WHAT YOU WILL DO ▸ All of the material below is to be retyped exactly.

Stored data
::::

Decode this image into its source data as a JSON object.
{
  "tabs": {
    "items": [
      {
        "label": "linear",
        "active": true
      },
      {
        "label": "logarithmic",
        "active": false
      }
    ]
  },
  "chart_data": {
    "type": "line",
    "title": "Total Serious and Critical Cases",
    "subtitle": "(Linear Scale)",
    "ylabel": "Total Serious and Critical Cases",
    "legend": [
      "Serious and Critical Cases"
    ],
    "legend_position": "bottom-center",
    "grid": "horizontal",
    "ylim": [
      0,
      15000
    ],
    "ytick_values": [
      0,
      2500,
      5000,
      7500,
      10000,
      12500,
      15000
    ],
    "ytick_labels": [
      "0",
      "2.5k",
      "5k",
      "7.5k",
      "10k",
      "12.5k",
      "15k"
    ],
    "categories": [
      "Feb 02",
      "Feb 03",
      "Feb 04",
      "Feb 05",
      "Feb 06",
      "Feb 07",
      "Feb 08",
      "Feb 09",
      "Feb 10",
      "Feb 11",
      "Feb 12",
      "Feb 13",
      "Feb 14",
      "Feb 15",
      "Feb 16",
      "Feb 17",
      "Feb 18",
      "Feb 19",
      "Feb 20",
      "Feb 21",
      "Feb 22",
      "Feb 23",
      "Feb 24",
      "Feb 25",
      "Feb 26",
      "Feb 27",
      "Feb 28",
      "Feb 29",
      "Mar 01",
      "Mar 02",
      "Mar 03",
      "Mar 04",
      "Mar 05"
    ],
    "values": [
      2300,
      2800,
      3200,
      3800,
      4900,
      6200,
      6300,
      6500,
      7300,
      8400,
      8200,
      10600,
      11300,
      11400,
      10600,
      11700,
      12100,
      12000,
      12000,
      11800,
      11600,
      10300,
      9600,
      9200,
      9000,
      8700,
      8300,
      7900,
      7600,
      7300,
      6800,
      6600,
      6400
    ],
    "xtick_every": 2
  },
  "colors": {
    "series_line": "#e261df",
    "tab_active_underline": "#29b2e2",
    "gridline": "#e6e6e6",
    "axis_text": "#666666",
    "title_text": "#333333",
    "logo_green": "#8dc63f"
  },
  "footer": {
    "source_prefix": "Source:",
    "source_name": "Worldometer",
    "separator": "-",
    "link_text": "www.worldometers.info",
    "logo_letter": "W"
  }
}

::::

RESULT OF THIS EXERCISE ▸
Decode this image into its source data as a JSON object.
{
  "tabs": {
    "items": [
      {
        "label": "linear",
        "active": true
      },
      {
        "label": "logarithmic",
        "active": false
      }
    ]
  },
  "chart_data": {
    "type": "line",
    "title": "Total Serious and Critical Cases",
    "subtitle": "(Linear Scale)",
    "ylabel": "Total Serious and Critical Cases",
    "legend": [
      "Serious and Critical Cases"
    ],
    "legend_position": "bottom-center",
    "grid": "horizontal",
    "ylim": [
      0,
      15000
    ],
    "ytick_values": [
      0,
      2500,
      5000,
      7500,
      10000,
      12500,
      15000
    ],
    "ytick_labels": [
      "0",
      "2.5k",
      "5k",
      "7.5k",
      "10k",
      "12.5k",
      "15k"
    ],
    "categories": [
      "Feb 02",
      "Feb 03",
      "Feb 04",
      "Feb 05",
      "Feb 06",
      "Feb 07",
      "Feb 08",
      "Feb 09",
      "Feb 10",
      "Feb 11",
      "Feb 12",
      "Feb 13",
      "Feb 14",
      "Feb 15",
      "Feb 16",
      "Feb 17",
      "Feb 18",
      "Feb 19",
      "Feb 20",
      "Feb 21",
      "Feb 22",
      "Feb 23",
      "Feb 24",
      "Feb 25",
      "Feb 26",
      "Feb 27",
      "Feb 28",
      "Feb 29",
      "Mar 01",
      "Mar 02",
      "Mar 03",
      "Mar 04",
      "Mar 05"
    ],
    "values": [
      2300,
      2800,
      3200,
      3800,
      4900,
      6200,
      6300,
      6500,
      7300,
      8400,
      8200,
      10600,
      11300,
      11400,
      10600,
      11700,
      12100,
      12000,
      12000,
      11800,
      11600,
      10300,
      9600,
      9200,
      9000,
      8700,
      8300,
      7900,
      7600,
      7300,
      6800,
      6600,
      6400
    ],
    "xtick_every": 2
  },
  "colors": {
    "series_line": "#e261df",
    "tab_active_underline": "#29b2e2",
    "gridline": "#e6e6e6",
    "axis_text": "#666666",
    "title_text": "#333333",
    "logo_green": "#8dc63f"
  },
  "footer": {
    "source_prefix": "Source:",
    "source_name": "Worldometer",
    "separator": "-",
    "link_text": "www.worldometers.info",
    "logo_letter": "W"
  }
}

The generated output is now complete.